• **Task directions**:
Read the listing below and copy out every line that holds "JSON".

• **Items from a dataset**:
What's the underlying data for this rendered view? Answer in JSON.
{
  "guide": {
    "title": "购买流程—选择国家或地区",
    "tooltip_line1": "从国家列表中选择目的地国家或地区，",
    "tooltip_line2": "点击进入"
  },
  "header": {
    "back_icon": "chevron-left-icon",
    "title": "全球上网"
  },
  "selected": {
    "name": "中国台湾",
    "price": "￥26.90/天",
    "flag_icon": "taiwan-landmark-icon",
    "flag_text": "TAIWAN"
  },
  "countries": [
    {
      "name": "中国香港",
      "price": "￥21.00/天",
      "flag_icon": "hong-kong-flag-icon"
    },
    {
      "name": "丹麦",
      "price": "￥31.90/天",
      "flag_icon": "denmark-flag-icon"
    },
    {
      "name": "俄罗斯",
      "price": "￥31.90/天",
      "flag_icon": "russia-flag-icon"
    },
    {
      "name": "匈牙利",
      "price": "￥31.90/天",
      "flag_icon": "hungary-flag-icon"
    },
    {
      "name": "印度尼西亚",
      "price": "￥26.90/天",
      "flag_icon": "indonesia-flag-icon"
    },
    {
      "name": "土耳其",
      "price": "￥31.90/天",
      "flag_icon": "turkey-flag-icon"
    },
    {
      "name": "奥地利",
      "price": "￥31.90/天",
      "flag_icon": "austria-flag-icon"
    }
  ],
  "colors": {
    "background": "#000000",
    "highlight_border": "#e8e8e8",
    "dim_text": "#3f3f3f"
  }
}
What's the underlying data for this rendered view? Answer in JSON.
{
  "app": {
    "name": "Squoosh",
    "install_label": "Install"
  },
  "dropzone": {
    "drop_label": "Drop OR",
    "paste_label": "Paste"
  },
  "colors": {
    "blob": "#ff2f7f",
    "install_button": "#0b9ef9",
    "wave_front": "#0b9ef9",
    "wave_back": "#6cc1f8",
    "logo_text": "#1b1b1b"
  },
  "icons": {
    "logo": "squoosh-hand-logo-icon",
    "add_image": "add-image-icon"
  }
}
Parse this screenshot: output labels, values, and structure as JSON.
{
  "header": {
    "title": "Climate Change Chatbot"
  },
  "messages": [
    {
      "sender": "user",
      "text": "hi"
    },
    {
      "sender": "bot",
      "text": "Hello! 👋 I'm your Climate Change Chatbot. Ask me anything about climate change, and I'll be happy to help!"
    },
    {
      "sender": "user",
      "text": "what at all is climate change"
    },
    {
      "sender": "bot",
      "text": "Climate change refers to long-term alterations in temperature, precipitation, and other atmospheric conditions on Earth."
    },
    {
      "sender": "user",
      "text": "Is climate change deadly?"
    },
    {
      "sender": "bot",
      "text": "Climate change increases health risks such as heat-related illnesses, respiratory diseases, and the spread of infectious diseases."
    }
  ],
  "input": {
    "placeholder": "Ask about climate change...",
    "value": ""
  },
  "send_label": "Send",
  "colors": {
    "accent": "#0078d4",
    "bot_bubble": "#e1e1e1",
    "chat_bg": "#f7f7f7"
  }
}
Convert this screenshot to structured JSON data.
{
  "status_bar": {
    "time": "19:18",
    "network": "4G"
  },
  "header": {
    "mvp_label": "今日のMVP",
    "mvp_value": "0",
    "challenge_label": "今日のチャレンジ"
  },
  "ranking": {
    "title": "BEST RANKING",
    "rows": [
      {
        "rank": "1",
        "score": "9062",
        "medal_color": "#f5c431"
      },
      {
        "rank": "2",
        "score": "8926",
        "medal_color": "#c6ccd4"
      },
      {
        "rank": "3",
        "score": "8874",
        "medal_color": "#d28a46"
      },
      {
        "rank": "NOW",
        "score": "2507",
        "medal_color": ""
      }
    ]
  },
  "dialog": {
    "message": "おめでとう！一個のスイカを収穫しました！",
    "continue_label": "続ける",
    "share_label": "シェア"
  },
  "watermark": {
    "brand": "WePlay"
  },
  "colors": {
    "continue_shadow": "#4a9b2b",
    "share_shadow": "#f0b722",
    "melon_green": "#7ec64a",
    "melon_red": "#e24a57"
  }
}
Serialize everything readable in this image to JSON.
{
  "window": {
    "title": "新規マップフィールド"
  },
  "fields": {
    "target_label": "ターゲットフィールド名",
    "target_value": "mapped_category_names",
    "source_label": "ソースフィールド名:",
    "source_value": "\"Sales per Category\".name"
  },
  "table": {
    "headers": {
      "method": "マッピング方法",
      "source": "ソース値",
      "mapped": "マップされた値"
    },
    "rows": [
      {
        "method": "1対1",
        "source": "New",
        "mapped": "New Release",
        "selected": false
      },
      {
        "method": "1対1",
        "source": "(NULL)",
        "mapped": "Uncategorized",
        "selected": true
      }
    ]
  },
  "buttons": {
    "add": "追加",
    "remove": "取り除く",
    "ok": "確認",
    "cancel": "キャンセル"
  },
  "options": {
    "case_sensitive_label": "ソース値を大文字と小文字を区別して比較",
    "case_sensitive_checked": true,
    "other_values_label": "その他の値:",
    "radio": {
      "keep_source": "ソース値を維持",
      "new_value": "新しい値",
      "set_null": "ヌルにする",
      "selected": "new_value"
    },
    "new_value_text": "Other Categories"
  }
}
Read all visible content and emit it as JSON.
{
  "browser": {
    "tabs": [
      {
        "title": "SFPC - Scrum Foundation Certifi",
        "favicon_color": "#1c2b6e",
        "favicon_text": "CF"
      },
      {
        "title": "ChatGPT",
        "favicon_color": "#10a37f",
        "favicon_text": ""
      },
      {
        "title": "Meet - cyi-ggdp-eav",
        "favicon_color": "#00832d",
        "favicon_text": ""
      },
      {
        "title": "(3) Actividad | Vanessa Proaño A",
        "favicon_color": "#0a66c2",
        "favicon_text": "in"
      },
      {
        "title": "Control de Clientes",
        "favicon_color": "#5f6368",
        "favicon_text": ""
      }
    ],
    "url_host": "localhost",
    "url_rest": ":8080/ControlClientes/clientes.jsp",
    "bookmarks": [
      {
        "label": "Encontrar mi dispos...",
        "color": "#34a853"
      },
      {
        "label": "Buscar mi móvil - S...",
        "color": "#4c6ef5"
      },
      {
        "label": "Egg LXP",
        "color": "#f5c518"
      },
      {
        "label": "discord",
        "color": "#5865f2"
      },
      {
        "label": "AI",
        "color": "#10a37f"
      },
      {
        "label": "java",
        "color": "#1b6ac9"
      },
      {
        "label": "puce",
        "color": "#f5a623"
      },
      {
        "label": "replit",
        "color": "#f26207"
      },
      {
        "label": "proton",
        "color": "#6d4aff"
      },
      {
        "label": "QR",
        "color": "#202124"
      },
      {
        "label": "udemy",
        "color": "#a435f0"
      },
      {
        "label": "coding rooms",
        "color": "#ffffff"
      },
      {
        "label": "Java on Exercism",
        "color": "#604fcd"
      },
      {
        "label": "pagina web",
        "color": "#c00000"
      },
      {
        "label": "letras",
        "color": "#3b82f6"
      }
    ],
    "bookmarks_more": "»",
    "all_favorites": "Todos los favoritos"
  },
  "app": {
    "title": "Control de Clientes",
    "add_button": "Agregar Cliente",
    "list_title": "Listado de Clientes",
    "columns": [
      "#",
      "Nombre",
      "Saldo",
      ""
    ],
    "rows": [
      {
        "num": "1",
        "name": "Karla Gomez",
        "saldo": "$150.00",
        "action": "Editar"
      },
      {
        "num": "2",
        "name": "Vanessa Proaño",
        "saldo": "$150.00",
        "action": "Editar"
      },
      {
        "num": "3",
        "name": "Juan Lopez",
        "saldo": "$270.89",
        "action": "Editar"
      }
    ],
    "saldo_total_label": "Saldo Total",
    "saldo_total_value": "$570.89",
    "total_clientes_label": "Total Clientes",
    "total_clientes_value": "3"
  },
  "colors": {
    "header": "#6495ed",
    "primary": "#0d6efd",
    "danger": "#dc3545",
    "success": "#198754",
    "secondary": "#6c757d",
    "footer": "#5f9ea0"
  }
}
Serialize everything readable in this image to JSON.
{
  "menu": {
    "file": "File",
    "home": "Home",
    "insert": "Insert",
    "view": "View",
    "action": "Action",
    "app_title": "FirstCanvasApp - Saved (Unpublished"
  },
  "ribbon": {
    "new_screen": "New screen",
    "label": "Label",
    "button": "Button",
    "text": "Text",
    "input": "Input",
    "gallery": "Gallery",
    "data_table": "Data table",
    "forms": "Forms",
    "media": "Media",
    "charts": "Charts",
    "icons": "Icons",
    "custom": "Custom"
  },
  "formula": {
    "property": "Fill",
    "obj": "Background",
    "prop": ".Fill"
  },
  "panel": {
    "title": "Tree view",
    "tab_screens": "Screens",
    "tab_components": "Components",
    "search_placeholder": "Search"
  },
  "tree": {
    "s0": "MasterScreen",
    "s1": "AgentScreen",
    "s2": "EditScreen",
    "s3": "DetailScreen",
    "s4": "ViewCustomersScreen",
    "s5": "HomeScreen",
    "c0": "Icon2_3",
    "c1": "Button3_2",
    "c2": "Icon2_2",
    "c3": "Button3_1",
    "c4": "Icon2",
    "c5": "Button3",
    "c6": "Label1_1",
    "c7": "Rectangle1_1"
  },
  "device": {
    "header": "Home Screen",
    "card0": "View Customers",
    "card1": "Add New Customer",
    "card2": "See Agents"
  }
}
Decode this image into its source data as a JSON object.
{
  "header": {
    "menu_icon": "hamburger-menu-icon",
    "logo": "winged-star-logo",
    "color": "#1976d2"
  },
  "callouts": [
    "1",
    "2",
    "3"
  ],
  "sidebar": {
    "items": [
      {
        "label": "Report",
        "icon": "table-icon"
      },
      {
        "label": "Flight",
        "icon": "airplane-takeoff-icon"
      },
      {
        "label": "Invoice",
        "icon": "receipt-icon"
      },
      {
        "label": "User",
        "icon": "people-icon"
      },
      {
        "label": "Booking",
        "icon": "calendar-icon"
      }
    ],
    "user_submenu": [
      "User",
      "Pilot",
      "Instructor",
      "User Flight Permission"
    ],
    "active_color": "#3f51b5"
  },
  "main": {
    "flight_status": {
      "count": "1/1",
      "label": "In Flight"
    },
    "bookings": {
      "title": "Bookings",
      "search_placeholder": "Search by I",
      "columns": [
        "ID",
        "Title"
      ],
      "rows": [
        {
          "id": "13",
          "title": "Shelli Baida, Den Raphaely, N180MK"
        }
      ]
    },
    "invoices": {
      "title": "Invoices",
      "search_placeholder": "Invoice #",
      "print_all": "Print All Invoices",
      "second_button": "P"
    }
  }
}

• **Full answer**:
What's the underlying data for this rendered view? Answer in JSON.
What's the underlying data for this rendered view? Answer in JSON.
Parse this screenshot: output labels, values, and structure as JSON.
Convert this screenshot to structured JSON data.
Serialize everything readable in this image to JSON.
Read all visible content and emit it as JSON.
Serialize everything readable in this image to JSON.
Decode this image into its source data as a JSON object.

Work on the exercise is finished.